• **To do**
Spot each line that carries the word "Assets"; copy those lines.
____
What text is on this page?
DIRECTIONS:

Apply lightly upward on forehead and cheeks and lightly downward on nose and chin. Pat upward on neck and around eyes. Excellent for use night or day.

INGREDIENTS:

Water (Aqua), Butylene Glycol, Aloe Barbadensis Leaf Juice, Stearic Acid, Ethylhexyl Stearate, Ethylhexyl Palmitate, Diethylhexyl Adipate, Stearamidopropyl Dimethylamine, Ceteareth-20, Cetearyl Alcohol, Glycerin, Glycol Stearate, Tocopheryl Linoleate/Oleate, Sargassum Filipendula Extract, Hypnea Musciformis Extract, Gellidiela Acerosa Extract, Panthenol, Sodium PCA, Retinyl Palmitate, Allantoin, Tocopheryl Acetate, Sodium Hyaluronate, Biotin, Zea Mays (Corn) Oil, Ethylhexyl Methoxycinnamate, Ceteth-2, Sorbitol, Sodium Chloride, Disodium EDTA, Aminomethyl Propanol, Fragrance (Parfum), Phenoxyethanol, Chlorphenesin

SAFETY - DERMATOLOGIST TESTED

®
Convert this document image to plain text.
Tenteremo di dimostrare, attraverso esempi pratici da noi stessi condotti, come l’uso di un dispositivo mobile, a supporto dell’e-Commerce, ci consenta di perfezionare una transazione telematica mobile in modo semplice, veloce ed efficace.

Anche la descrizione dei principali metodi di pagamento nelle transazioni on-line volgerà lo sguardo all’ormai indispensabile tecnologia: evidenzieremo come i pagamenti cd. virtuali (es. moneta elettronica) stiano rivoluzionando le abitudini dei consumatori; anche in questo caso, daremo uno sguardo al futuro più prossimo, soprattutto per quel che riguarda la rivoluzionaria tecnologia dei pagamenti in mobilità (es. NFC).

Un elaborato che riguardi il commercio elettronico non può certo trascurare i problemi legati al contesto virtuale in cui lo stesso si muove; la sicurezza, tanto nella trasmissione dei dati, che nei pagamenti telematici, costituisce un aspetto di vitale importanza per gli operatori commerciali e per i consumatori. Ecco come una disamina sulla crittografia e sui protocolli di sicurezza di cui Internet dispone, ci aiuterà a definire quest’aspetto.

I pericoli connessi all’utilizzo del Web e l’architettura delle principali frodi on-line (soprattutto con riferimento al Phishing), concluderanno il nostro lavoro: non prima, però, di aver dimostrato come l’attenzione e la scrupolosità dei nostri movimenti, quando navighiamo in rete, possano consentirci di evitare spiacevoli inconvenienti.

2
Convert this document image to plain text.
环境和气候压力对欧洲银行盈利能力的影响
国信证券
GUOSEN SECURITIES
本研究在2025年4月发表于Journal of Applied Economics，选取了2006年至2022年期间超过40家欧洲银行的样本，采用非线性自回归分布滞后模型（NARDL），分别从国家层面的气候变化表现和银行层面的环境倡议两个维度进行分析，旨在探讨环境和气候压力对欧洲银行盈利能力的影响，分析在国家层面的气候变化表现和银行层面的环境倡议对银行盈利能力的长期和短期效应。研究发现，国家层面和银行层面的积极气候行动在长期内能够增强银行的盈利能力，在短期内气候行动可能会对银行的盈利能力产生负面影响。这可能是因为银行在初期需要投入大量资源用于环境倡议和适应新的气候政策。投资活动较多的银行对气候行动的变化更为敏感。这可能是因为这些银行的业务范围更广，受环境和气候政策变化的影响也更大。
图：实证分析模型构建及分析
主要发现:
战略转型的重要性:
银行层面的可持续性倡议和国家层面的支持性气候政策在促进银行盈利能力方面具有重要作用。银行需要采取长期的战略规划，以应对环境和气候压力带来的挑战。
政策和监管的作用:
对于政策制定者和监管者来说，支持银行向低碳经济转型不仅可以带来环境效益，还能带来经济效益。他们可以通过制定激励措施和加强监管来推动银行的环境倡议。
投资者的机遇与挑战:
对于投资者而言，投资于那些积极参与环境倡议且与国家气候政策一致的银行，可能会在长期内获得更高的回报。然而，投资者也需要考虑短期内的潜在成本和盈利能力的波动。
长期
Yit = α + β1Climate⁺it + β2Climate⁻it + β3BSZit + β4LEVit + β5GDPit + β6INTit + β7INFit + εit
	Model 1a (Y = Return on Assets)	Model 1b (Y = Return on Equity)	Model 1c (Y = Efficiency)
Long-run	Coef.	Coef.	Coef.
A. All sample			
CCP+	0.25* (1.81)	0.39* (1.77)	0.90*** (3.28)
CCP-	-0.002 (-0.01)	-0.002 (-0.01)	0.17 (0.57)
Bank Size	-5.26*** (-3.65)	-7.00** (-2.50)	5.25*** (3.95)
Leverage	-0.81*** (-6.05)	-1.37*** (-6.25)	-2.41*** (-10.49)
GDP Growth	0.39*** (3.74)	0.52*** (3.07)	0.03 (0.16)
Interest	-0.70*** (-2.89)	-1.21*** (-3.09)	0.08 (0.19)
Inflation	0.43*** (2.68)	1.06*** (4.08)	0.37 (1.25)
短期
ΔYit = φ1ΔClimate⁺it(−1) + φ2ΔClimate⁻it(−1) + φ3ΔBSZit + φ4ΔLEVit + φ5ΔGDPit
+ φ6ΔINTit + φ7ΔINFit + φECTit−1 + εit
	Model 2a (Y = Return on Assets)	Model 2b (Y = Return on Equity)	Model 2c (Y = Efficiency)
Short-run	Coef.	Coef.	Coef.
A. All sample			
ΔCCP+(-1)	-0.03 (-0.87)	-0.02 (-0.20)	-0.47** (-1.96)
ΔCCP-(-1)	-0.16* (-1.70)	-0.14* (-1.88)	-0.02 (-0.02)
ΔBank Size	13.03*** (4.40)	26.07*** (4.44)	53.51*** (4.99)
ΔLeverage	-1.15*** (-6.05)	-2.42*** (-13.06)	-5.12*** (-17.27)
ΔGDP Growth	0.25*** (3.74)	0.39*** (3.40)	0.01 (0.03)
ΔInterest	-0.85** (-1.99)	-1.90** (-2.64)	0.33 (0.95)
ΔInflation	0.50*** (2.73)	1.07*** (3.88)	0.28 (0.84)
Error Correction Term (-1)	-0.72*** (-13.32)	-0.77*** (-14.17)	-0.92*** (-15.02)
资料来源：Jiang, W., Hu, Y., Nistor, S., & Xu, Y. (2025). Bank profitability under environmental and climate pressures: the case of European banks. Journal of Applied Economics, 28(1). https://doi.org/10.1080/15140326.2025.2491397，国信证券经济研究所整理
____
• **Written response**
	Model 1a (Y = Return on Assets)	Model 1b (Y = Return on Equity)	Model 1c (Y = Efficiency)
	Model 2a (Y = Return on Assets)	Model 2b (Y = Return on Equity)	Model 2c (Y = Efficiency)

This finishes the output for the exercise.